● Records for processing:
-- START --

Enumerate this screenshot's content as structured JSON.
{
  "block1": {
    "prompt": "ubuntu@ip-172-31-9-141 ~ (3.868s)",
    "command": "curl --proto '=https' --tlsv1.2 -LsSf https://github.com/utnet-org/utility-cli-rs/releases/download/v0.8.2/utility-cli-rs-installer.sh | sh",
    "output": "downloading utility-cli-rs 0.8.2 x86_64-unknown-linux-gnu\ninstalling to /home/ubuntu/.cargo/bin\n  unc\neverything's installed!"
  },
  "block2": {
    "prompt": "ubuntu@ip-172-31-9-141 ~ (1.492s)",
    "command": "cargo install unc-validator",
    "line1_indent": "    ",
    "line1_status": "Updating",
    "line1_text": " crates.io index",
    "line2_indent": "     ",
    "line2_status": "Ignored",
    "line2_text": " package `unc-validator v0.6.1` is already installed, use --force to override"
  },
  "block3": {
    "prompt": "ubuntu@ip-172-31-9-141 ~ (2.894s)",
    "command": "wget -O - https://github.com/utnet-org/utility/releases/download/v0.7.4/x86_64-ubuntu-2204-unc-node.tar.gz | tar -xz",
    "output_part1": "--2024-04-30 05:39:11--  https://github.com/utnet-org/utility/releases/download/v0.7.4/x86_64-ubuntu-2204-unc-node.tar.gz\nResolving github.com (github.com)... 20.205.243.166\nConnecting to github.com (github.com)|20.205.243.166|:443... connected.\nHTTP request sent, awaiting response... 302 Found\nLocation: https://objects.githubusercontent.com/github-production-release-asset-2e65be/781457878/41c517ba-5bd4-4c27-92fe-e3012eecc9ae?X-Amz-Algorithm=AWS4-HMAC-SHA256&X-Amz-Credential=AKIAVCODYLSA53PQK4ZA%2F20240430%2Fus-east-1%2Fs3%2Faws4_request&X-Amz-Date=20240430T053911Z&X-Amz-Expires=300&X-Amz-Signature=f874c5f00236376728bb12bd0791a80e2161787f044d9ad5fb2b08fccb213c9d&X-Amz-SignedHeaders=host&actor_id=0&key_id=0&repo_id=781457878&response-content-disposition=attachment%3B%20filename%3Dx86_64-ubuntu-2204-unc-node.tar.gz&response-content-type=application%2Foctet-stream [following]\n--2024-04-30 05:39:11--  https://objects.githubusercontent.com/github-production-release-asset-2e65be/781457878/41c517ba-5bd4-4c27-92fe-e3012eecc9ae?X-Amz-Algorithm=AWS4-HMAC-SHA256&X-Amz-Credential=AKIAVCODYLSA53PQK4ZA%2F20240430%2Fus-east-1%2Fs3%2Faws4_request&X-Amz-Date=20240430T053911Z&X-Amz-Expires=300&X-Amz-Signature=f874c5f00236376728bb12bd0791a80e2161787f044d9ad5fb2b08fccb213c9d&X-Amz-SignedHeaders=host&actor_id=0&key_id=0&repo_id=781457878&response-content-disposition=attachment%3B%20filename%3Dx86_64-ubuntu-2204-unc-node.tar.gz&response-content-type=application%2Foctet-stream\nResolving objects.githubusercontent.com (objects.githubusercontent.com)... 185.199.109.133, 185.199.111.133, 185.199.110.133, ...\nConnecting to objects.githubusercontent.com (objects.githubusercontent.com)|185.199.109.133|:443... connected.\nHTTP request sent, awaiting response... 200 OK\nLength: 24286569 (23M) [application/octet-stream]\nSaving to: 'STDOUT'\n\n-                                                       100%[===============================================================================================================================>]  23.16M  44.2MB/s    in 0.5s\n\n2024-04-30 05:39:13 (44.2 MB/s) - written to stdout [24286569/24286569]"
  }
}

-- END --

● Instructions to follow:
Pull out every line in the material above where "command" occurs.

● Answer below:
    "command": "curl --proto '=https' --tlsv1.2 -LsSf https://github.com/utnet-org/utility-cli-rs/releases/download/v0.8.2/utility-cli-rs-installer.sh | sh",
    "command": "cargo install unc-validator",
    "command": "wget -O - https://github.com/utnet-org/utility/releases/download/v0.7.4/x86_64-ubuntu-2204-unc-node.tar.gz | tar -xz",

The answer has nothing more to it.